» **Exercise prompt**
Write the listing below out again exactly, dropping the images.

──────────

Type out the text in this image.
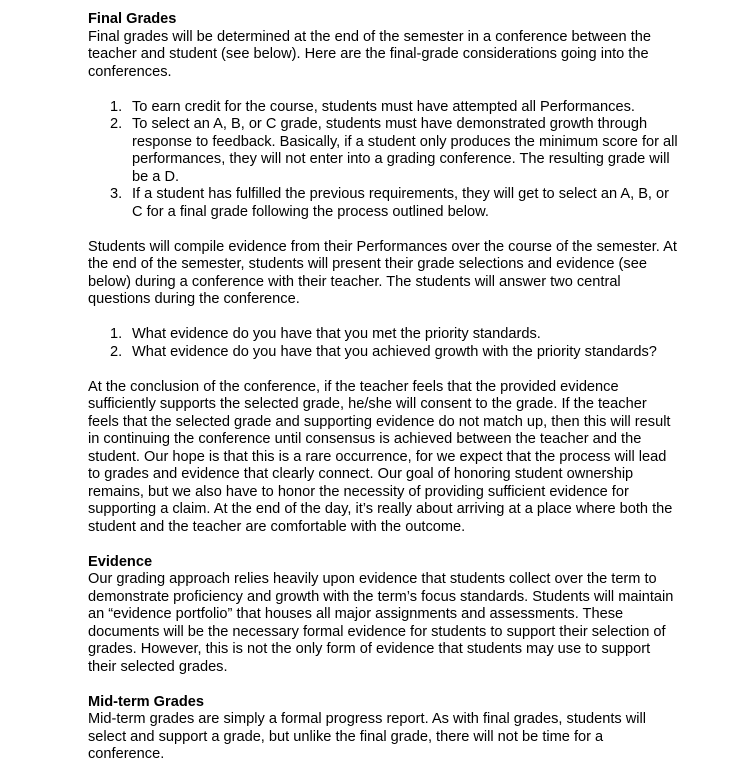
Final Grades

Final grades will be determined at the end of the semester in a conference between the teacher and student (see below). Here are the final-grade considerations going into the conferences.

1. To earn credit for the course, students must have attempted all Performances.
2. To select an A, B, or C grade, students must have demonstrated growth through response to feedback. Basically, if a student only produces the minimum score for all performances, they will not enter into a grading conference. The resulting grade will be a D.
3. If a student has fulfilled the previous requirements, they will get to select an A, B, or C for a final grade following the process outlined below.

Students will compile evidence from their Performances over the course of the semester. At the end of the semester, students will present their grade selections and evidence (see below) during a conference with their teacher. The students will answer two central questions during the conference.

1. What evidence do you have that you met the priority standards.
2. What evidence do you have that you achieved growth with the priority standards?

At the conclusion of the conference, if the teacher feels that the provided evidence sufficiently supports the selected grade, he/she will consent to the grade. If the teacher feels that the selected grade and supporting evidence do not match up, then this will result in continuing the conference until consensus is achieved between the teacher and the student. Our hope is that this is a rare occurrence, for we expect that the process will lead to grades and evidence that clearly connect. Our goal of honoring student ownership remains, but we also have to honor the necessity of providing sufficient evidence for supporting a claim. At the end of the day, it’s really about arriving at a place where both the student and the teacher are comfortable with the outcome.

Evidence

Our grading approach relies heavily upon evidence that students collect over the term to demonstrate proficiency and growth with the term’s focus standards. Students will maintain an “evidence portfolio” that houses all major assignments and assessments. These documents will be the necessary formal evidence for students to support their selection of grades. However, this is not the only form of evidence that students may use to support their selected grades.

Mid-term Grades

Mid-term grades are simply a formal progress report. As with final grades, students will select and support a grade, but unlike the final grade, there will not be time for a conference.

──────────

» **Answer to the problem**
Type out the text in this image.
Final Grades

Final grades will be determined at the end of the semester in a conference between the teacher and student (see below). Here are the final-grade considerations going into the conferences.

1. To earn credit for the course, students must have attempted all Performances.
2. To select an A, B, or C grade, students must have demonstrated growth through response to feedback. Basically, if a student only produces the minimum score for all performances, they will not enter into a grading conference. The resulting grade will be a D.
3. If a student has fulfilled the previous requirements, they will get to select an A, B, or C for a final grade following the process outlined below.

Students will compile evidence from their Performances over the course of the semester. At the end of the semester, students will present their grade selections and evidence (see below) during a conference with their teacher. The students will answer two central questions during the conference.

1. What evidence do you have that you met the priority standards.
2. What evidence do you have that you achieved growth with the priority standards?

At the conclusion of the conference, if the teacher feels that the provided evidence sufficiently supports the selected grade, he/she will consent to the grade. If the teacher feels that the selected grade and supporting evidence do not match up, then this will result in continuing the conference until consensus is achieved between the teacher and the student. Our hope is that this is a rare occurrence, for we expect that the process will lead to grades and evidence that clearly connect. Our goal of honoring student ownership remains, but we also have to honor the necessity of providing sufficient evidence for supporting a claim. At the end of the day, it’s really about arriving at a place where both the student and the teacher are comfortable with the outcome.

Evidence

Our grading approach relies heavily upon evidence that students collect over the term to demonstrate proficiency and growth with the term’s focus standards. Students will maintain an “evidence portfolio” that houses all major assignments and assessments. These documents will be the necessary formal evidence for students to support their selection of grades. However, this is not the only form of evidence that students may use to support their selected grades.

Mid-term Grades

Mid-term grades are simply a formal progress report. As with final grades, students will select and support a grade, but unlike the final grade, there will not be time for a conference.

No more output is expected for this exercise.